**Short exercise:**
Copy out each line of the listing that has the word "DocNETExercises" in it.

**Extracted information:**
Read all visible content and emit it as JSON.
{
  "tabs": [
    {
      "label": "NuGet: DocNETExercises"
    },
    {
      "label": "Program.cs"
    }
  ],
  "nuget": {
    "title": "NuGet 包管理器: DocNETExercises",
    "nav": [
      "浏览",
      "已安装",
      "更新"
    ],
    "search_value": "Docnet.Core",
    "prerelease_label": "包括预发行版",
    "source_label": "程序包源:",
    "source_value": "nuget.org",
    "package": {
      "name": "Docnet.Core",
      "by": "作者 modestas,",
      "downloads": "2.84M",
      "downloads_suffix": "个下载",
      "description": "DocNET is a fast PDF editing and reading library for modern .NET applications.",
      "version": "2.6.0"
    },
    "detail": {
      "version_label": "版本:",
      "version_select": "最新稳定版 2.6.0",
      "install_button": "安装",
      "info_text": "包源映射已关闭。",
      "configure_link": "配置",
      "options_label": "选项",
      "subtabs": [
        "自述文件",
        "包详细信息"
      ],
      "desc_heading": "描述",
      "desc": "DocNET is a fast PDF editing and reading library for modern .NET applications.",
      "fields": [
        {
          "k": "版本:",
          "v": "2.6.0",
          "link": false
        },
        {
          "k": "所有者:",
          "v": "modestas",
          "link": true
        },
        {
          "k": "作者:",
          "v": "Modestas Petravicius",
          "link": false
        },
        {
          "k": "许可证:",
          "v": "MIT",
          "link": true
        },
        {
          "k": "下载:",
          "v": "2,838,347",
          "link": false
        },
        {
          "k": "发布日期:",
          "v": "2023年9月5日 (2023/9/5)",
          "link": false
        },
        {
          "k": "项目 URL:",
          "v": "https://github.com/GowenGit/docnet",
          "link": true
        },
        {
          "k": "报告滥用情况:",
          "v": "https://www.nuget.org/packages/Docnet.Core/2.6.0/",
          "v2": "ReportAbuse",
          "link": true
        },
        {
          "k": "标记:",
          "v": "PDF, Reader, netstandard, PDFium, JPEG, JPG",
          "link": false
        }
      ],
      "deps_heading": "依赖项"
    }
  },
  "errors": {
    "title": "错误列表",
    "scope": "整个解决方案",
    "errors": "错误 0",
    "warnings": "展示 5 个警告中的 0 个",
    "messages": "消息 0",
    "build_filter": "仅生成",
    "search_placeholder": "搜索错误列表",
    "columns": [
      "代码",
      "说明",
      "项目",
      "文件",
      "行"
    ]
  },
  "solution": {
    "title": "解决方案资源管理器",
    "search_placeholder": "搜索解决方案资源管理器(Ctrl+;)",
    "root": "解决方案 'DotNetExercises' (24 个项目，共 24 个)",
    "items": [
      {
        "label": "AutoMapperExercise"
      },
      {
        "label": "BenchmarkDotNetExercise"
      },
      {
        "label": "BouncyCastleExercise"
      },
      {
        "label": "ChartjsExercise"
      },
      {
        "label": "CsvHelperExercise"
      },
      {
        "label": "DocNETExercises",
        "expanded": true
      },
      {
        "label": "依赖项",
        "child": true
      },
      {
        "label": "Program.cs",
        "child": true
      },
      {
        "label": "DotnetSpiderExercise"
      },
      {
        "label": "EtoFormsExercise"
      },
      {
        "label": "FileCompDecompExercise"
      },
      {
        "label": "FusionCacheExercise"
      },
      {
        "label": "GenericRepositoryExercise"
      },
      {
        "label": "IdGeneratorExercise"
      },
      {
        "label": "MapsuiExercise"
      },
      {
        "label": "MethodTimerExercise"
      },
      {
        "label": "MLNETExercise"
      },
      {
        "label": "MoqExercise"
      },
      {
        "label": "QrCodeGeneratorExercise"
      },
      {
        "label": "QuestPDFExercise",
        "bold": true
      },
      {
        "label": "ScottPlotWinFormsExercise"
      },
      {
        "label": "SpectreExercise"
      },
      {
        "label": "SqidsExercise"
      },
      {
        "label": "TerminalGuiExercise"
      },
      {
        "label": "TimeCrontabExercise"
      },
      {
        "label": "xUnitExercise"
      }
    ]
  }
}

**Exercise answer:**
      "label": "NuGet: DocNETExercises"
    "title": "NuGet 包管理器: DocNETExercises",
        "label": "DocNETExercises",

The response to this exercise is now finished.